### Directive
Single out the lines that include the word "Epoch". Copy them.

━━━━━━━━━━━━━━━━━━━━

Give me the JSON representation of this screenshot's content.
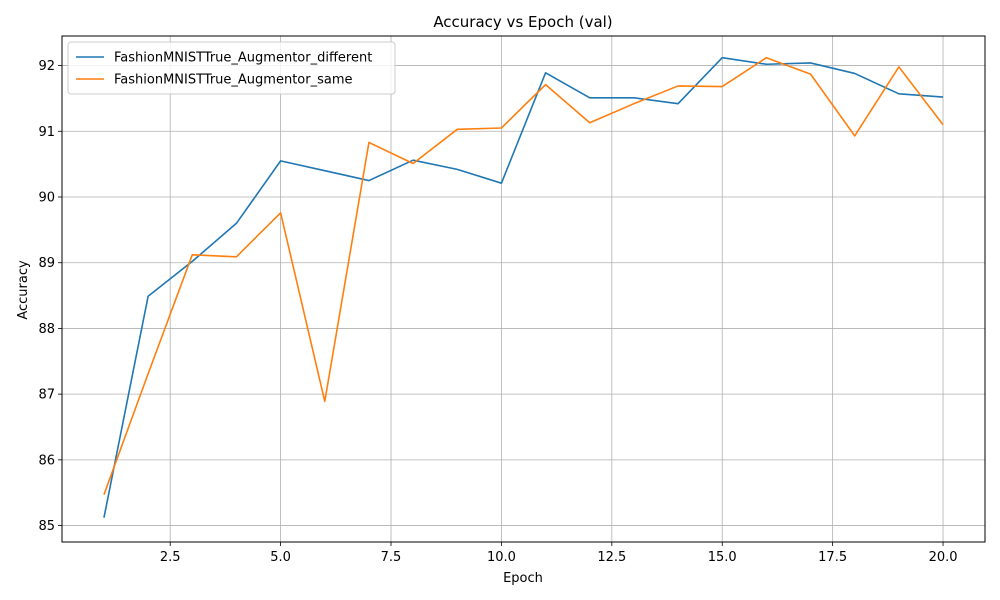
{
  "chart_data": {
    "type": "line",
    "title": "Accuracy vs Epoch (val)",
    "xlabel": "Epoch",
    "ylabel": "Accuracy",
    "xlim": [
      0.05,
      20.95
    ],
    "ylim": [
      84.75,
      92.45
    ],
    "xticks": [
      2.5,
      5.0,
      7.5,
      10.0,
      12.5,
      15.0,
      17.5,
      20.0
    ],
    "xtick_labels": [
      "2.5",
      "5.0",
      "7.5",
      "10.0",
      "12.5",
      "15.0",
      "17.5",
      "20.0"
    ],
    "yticks": [
      85,
      86,
      87,
      88,
      89,
      90,
      91,
      92
    ],
    "ytick_labels": [
      "85",
      "86",
      "87",
      "88",
      "89",
      "90",
      "91",
      "92"
    ],
    "grid": true,
    "legend_position": "top-left",
    "x": [
      1,
      2,
      3,
      4,
      5,
      6,
      7,
      8,
      9,
      10,
      11,
      12,
      13,
      14,
      15,
      16,
      17,
      18,
      19,
      20
    ],
    "series": [
      {
        "name": "FashionMNISTTrue_Augmentor_different",
        "color": "#1f77b4",
        "values": [
          85.12,
          88.49,
          89.02,
          89.6,
          90.55,
          90.4,
          90.25,
          90.56,
          90.42,
          90.21,
          91.89,
          91.51,
          91.51,
          91.42,
          92.12,
          92.02,
          92.04,
          91.88,
          91.57,
          91.52
        ]
      },
      {
        "name": "FashionMNISTTrue_Augmentor_same",
        "color": "#ff7f0e",
        "values": [
          85.47,
          87.31,
          89.12,
          89.09,
          89.76,
          86.89,
          90.83,
          90.51,
          91.03,
          91.05,
          91.71,
          91.13,
          91.42,
          91.69,
          91.68,
          92.12,
          91.87,
          90.93,
          91.98,
          91.1
        ]
      }
    ]
  }
}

━━━━━━━━━━━━━━━━━━━━

### Complete answer
    "title": "Accuracy vs Epoch (val)",
    "xlabel": "Epoch",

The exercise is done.